__REQUIRED TASK__:
Tally the lines that contain "مساعدة" and report the total alone.

[Stored data]
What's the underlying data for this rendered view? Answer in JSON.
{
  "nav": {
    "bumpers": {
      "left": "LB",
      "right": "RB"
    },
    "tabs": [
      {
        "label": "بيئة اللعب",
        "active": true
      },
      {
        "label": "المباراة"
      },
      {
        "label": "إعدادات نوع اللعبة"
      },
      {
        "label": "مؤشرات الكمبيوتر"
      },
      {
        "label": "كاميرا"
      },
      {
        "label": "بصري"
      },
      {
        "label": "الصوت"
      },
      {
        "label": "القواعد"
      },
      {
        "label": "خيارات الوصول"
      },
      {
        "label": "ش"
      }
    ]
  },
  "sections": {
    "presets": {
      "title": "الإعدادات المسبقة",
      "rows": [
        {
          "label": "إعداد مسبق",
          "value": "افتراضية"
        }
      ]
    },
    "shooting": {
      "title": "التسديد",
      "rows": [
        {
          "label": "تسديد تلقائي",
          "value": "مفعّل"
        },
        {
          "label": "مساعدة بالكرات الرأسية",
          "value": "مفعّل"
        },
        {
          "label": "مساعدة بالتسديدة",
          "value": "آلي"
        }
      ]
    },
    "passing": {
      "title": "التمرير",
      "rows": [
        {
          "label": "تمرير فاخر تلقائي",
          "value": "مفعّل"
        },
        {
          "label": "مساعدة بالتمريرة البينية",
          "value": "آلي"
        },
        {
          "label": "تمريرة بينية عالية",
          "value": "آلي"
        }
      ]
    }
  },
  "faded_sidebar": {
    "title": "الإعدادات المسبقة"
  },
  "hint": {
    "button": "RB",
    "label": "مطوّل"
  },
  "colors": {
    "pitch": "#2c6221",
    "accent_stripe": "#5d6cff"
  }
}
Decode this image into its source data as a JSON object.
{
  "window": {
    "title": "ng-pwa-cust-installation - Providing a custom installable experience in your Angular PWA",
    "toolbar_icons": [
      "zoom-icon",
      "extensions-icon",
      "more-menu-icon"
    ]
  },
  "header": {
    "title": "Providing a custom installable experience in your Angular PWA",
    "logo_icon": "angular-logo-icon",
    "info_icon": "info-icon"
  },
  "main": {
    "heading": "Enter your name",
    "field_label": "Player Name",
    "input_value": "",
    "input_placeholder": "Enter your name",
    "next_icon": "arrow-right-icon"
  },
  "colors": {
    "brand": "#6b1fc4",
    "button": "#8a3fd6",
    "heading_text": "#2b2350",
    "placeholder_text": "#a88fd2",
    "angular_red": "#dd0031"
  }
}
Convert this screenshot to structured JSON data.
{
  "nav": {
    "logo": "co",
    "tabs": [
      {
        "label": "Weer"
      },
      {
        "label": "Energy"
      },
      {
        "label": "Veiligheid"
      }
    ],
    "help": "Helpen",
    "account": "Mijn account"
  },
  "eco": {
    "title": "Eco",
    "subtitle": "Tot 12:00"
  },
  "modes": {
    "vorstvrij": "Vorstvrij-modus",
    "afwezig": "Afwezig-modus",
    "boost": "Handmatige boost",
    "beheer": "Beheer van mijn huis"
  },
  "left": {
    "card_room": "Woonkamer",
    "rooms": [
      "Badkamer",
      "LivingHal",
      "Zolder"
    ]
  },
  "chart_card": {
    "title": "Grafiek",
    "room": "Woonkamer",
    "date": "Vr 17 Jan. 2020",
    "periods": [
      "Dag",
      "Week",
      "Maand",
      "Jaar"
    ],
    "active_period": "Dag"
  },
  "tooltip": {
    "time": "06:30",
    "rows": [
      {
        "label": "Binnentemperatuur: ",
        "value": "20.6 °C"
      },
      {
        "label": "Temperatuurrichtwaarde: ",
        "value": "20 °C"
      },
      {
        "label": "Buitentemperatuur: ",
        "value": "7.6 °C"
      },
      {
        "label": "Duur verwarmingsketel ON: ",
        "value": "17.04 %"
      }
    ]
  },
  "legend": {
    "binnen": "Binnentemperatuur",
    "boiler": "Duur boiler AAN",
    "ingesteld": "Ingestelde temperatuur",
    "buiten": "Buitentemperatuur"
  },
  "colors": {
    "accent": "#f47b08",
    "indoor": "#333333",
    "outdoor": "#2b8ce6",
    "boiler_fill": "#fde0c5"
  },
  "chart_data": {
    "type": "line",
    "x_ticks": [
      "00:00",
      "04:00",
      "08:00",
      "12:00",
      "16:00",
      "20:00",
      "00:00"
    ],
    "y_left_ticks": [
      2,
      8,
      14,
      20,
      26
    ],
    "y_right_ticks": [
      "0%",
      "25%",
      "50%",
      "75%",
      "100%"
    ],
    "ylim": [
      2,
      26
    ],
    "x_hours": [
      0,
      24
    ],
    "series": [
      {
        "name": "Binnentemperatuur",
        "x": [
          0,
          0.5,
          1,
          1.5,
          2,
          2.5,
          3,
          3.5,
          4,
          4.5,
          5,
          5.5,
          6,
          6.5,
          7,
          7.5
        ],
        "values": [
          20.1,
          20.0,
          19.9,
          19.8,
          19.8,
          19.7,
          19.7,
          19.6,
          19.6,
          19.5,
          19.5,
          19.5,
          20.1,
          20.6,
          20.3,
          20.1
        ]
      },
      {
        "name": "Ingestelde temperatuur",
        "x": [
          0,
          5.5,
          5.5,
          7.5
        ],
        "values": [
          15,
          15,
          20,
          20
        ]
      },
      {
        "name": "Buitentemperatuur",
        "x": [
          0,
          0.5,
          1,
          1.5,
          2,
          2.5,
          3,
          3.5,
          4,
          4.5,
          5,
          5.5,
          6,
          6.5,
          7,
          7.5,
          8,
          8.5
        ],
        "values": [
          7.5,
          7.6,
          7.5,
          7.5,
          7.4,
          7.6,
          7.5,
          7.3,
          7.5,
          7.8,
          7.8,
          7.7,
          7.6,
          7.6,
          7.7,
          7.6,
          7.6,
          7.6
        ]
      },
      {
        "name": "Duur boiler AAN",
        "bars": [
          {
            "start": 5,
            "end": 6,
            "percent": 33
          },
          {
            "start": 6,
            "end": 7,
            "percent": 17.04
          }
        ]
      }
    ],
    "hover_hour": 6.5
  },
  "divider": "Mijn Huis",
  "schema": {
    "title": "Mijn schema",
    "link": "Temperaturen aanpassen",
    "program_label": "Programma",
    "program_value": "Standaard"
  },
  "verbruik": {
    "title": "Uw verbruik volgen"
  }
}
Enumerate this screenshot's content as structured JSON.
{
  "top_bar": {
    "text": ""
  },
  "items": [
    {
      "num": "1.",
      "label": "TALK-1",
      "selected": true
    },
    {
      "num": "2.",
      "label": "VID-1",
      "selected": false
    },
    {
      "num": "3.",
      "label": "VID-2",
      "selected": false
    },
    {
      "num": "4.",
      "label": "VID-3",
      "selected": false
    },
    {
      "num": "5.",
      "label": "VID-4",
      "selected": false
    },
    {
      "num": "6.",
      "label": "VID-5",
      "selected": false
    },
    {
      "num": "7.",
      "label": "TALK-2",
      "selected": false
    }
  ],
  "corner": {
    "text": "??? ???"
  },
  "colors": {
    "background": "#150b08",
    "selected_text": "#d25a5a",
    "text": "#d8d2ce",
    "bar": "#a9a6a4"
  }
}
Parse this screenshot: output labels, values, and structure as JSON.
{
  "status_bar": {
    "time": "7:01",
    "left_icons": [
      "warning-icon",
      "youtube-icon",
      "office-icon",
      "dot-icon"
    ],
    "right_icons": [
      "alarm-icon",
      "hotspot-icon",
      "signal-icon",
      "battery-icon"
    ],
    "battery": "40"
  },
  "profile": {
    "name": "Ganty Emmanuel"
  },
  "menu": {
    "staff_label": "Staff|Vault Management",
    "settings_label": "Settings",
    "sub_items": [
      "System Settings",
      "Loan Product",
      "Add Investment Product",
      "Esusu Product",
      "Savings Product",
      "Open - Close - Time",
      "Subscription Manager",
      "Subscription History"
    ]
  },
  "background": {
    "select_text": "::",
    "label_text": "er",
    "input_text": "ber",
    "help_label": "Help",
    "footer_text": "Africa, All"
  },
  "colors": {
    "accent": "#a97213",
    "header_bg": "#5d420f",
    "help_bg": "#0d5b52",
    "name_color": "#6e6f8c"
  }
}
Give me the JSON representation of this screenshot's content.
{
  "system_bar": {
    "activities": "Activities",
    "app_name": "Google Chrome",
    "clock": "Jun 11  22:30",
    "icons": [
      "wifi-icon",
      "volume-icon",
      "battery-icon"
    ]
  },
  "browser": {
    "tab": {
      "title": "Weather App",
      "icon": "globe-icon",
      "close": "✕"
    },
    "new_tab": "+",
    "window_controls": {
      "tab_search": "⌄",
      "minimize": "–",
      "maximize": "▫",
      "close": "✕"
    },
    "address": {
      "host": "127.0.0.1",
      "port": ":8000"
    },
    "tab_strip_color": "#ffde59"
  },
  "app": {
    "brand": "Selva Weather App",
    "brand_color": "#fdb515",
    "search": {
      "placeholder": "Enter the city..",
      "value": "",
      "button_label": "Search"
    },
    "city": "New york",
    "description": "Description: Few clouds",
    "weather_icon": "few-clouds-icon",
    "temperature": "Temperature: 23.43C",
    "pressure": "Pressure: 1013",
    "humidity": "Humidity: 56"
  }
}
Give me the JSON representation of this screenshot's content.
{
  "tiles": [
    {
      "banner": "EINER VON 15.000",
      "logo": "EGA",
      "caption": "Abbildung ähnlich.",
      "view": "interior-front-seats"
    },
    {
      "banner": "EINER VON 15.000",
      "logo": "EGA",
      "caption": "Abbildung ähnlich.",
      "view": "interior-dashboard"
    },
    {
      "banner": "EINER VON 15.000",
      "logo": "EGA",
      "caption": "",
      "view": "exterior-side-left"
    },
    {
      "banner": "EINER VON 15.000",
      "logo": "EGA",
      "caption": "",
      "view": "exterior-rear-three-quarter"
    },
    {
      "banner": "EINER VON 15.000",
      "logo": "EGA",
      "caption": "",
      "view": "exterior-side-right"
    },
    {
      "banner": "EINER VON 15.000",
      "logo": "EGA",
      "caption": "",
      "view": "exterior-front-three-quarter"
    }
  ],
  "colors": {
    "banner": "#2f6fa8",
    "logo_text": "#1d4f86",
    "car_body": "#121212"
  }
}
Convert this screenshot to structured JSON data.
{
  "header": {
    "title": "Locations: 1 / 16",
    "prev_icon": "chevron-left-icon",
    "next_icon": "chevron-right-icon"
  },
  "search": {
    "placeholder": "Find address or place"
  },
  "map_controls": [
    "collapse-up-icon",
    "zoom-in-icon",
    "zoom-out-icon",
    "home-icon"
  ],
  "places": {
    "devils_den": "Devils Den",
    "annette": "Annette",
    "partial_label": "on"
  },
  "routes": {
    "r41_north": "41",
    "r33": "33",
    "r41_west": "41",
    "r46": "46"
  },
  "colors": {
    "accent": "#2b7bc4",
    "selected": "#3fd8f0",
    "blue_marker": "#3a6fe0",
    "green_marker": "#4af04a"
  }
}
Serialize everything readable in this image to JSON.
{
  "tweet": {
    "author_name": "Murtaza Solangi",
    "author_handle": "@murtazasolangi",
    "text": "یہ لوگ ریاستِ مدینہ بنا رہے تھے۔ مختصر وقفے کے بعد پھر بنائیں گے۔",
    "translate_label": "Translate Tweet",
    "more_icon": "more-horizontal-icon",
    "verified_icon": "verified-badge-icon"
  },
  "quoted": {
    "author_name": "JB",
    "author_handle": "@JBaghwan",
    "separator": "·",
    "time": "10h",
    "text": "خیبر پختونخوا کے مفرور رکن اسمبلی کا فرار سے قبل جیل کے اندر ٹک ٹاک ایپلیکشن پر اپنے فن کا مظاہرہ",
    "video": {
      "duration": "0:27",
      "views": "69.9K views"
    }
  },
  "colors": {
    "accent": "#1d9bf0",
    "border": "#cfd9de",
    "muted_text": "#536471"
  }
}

__OUTPUT OF THE TASK__:
3